__What to produce__: What number of lines in the material contain the word "name"? Give that number alone.
........
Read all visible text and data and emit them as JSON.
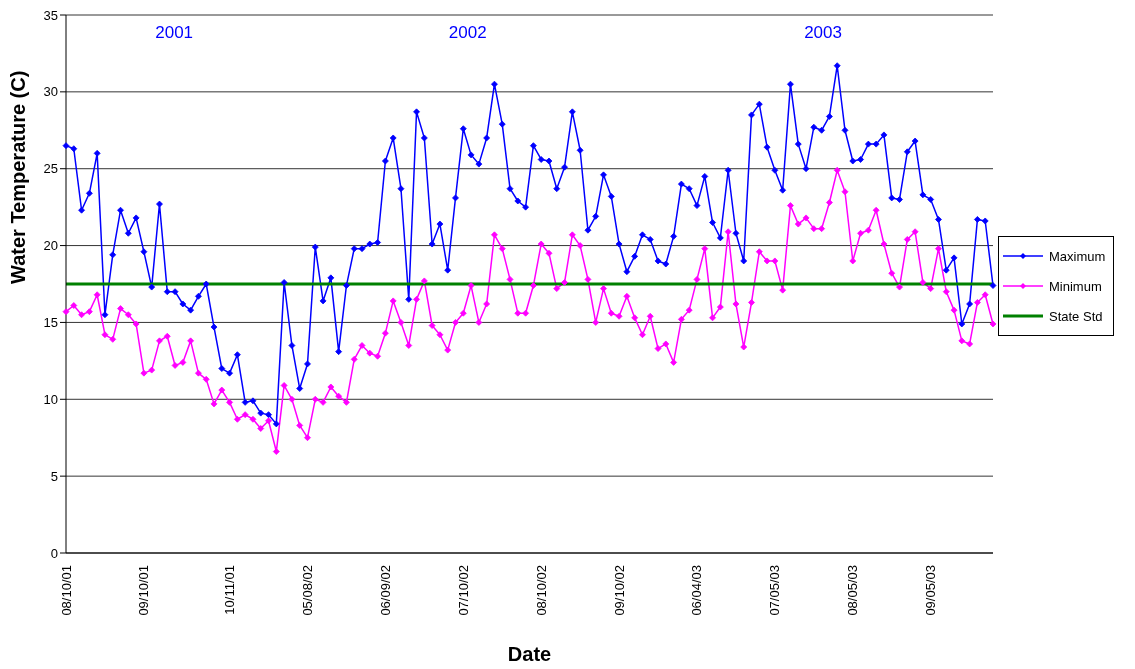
{
  "chart_data": {
    "type": "line",
    "xlabel": "Date",
    "ylabel": "Water Temperature (C)",
    "categories": [
      "08/10/01",
      null,
      null,
      null,
      null,
      null,
      null,
      null,
      null,
      null,
      "09/10/01",
      null,
      null,
      null,
      null,
      null,
      null,
      null,
      null,
      null,
      null,
      "10/11/01",
      null,
      null,
      null,
      null,
      null,
      null,
      null,
      null,
      null,
      "05/08/02",
      null,
      null,
      null,
      null,
      null,
      null,
      null,
      null,
      null,
      "06/09/02",
      null,
      null,
      null,
      null,
      null,
      null,
      null,
      null,
      null,
      "07/10/02",
      null,
      null,
      null,
      null,
      null,
      null,
      null,
      null,
      null,
      "08/10/02",
      null,
      null,
      null,
      null,
      null,
      null,
      null,
      null,
      null,
      "09/10/02",
      null,
      null,
      null,
      null,
      null,
      null,
      null,
      null,
      null,
      "06/04/03",
      null,
      null,
      null,
      null,
      null,
      null,
      null,
      null,
      null,
      "07/05/03",
      null,
      null,
      null,
      null,
      null,
      null,
      null,
      null,
      null,
      "08/05/03",
      null,
      null,
      null,
      null,
      null,
      null,
      null,
      null,
      null,
      "09/05/03",
      null,
      null,
      null,
      null,
      null,
      null,
      null,
      null
    ],
    "series": [
      {
        "name": "Maximum",
        "color": "#0000ff",
        "values": [
          26.5,
          26.3,
          22.3,
          23.4,
          26,
          15.5,
          19.4,
          22.3,
          20.8,
          21.8,
          19.6,
          17.3,
          22.7,
          17,
          17,
          16.2,
          15.8,
          16.7,
          17.5,
          14.7,
          12,
          11.7,
          12.9,
          9.8,
          9.9,
          9.1,
          9,
          8.4,
          17.6,
          13.5,
          10.7,
          12.3,
          19.9,
          16.4,
          17.9,
          13.1,
          17.4,
          19.8,
          19.8,
          20.1,
          20.2,
          25.5,
          27,
          23.7,
          16.5,
          28.7,
          27,
          20.1,
          21.4,
          18.4,
          23.1,
          27.6,
          25.9,
          25.3,
          27,
          30.5,
          27.9,
          23.7,
          22.9,
          22.5,
          26.5,
          25.6,
          25.5,
          23.7,
          25.1,
          28.7,
          26.2,
          21,
          21.9,
          24.6,
          23.2,
          20.1,
          18.3,
          19.3,
          20.7,
          20.4,
          19,
          18.8,
          20.6,
          24,
          23.7,
          22.6,
          24.5,
          21.5,
          20.5,
          24.9,
          20.8,
          19,
          28.5,
          29.2,
          26.4,
          24.9,
          23.6,
          30.5,
          26.6,
          25,
          27.7,
          27.5,
          28.4,
          31.7,
          27.5,
          25.5,
          25.6,
          26.6,
          26.6,
          27.2,
          23.1,
          23,
          26.1,
          26.8,
          23.3,
          23,
          21.7,
          18.4,
          19.2,
          14.9,
          16.2,
          21.7,
          21.6,
          17.4
        ]
      },
      {
        "name": "Minimum",
        "color": "#ff00ff",
        "values": [
          15.7,
          16.1,
          15.5,
          15.7,
          16.8,
          14.2,
          13.9,
          15.9,
          15.5,
          14.9,
          11.7,
          11.9,
          13.8,
          14.1,
          12.2,
          12.4,
          13.8,
          11.7,
          11.3,
          9.7,
          10.6,
          9.8,
          8.7,
          9,
          8.7,
          8.1,
          8.6,
          6.6,
          10.9,
          10,
          8.3,
          7.5,
          10,
          9.8,
          10.8,
          10.2,
          9.8,
          12.6,
          13.5,
          13,
          12.8,
          14.3,
          16.4,
          15,
          13.5,
          16.5,
          17.7,
          14.8,
          14.2,
          13.2,
          15,
          15.6,
          17.4,
          15,
          16.2,
          20.7,
          19.8,
          17.8,
          15.6,
          15.6,
          17.4,
          20.1,
          19.5,
          17.2,
          17.6,
          20.7,
          20,
          17.8,
          15,
          17.2,
          15.6,
          15.4,
          16.7,
          15.3,
          14.2,
          15.4,
          13.3,
          13.6,
          12.4,
          15.2,
          15.8,
          17.8,
          19.8,
          15.3,
          16,
          20.9,
          16.2,
          13.4,
          16.3,
          19.6,
          19,
          19,
          17.1,
          22.6,
          21.4,
          21.8,
          21.1,
          21.1,
          22.8,
          24.9,
          23.5,
          19,
          20.8,
          21,
          22.3,
          20.1,
          18.2,
          17.3,
          20.4,
          20.9,
          17.6,
          17.2,
          19.8,
          17,
          15.8,
          13.8,
          13.6,
          16.3,
          16.8,
          14.9
        ]
      }
    ],
    "ref_lines": [
      {
        "axis": "y",
        "value": 17.5,
        "label": "State Std",
        "color": "#008000"
      }
    ],
    "annotations": [
      "2001",
      "2002",
      "2003"
    ],
    "ylim": [
      0,
      35
    ],
    "yticks": [
      0,
      5,
      10,
      15,
      20,
      25,
      30,
      35
    ],
    "grid": "y",
    "legend": "right",
    "marker": "diamond",
    "line_style": "solid"
  }
}
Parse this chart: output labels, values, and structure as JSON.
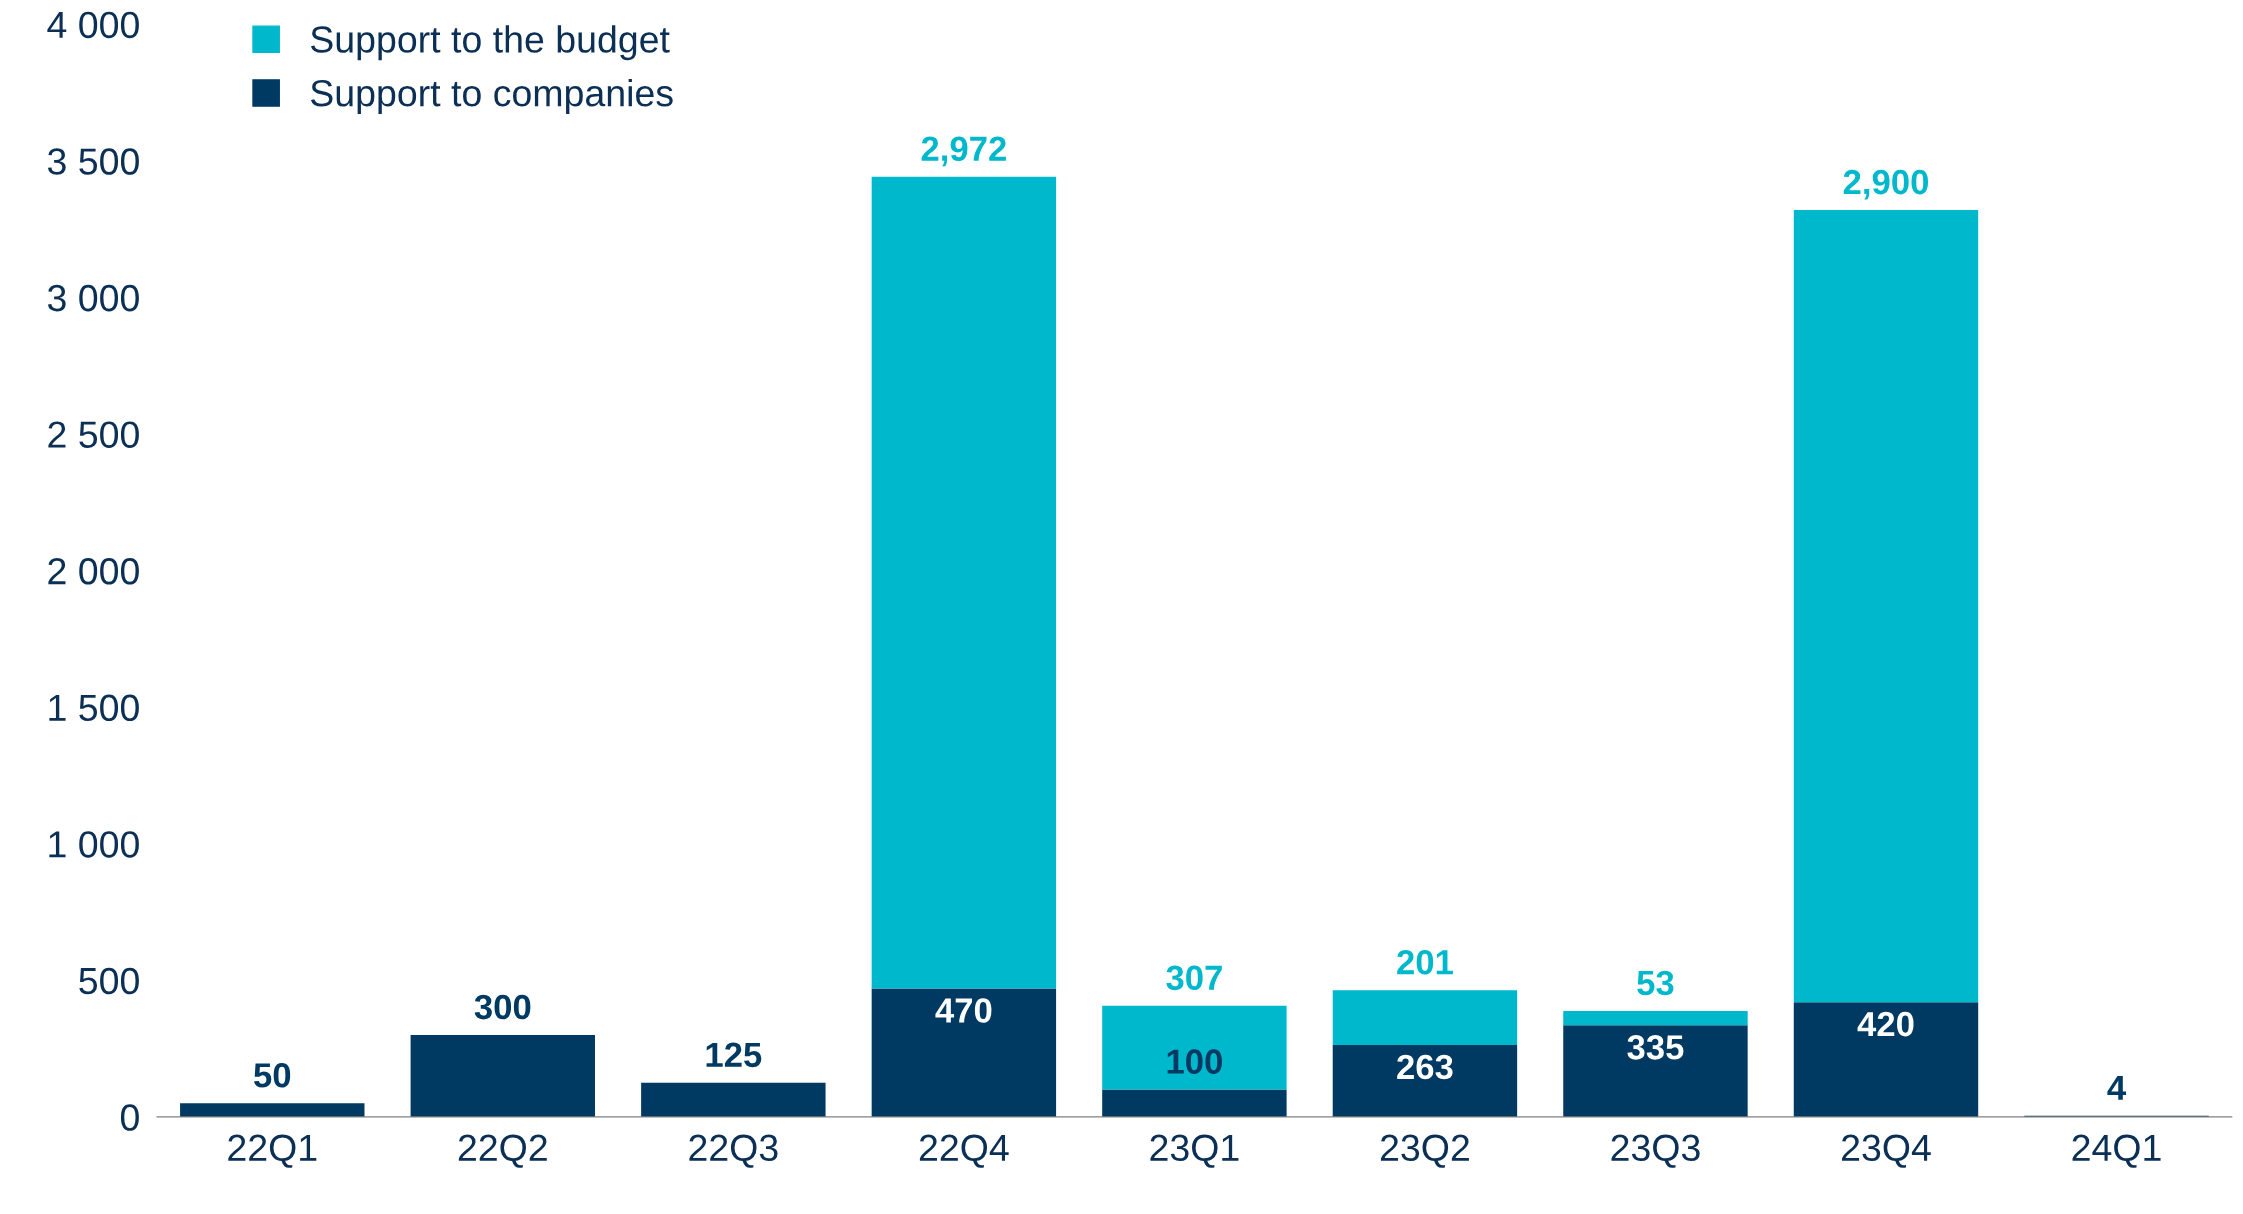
{
  "chart_data": {
    "type": "bar",
    "stacked": true,
    "categories": [
      "22Q1",
      "22Q2",
      "22Q3",
      "22Q4",
      "23Q1",
      "23Q2",
      "23Q3",
      "23Q4",
      "24Q1"
    ],
    "series": [
      {
        "name": "Support to companies",
        "color": "#003a63",
        "values": [
          50,
          300,
          125,
          470,
          100,
          263,
          335,
          420,
          4
        ],
        "value_labels": [
          "50",
          "300",
          "125",
          "470",
          "100",
          "263",
          "335",
          "420",
          "4"
        ]
      },
      {
        "name": "Support to the budget",
        "color": "#00b8cc",
        "values": [
          0,
          0,
          0,
          2972,
          307,
          201,
          53,
          2900,
          0
        ],
        "value_labels": [
          null,
          null,
          null,
          "2,972",
          "307",
          "201",
          "53",
          "2,900",
          null
        ]
      }
    ],
    "ylim": [
      0,
      4000
    ],
    "yticks": [
      {
        "value": 0,
        "label": "0"
      },
      {
        "value": 500,
        "label": "500"
      },
      {
        "value": 1000,
        "label": "1 000"
      },
      {
        "value": 1500,
        "label": "1 500"
      },
      {
        "value": 2000,
        "label": "2 000"
      },
      {
        "value": 2500,
        "label": "2 500"
      },
      {
        "value": 3000,
        "label": "3 000"
      },
      {
        "value": 3500,
        "label": "3 500"
      },
      {
        "value": 4000,
        "label": "4 000"
      }
    ],
    "grid": false,
    "legend": "top left"
  }
}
........
__Completed task__: 4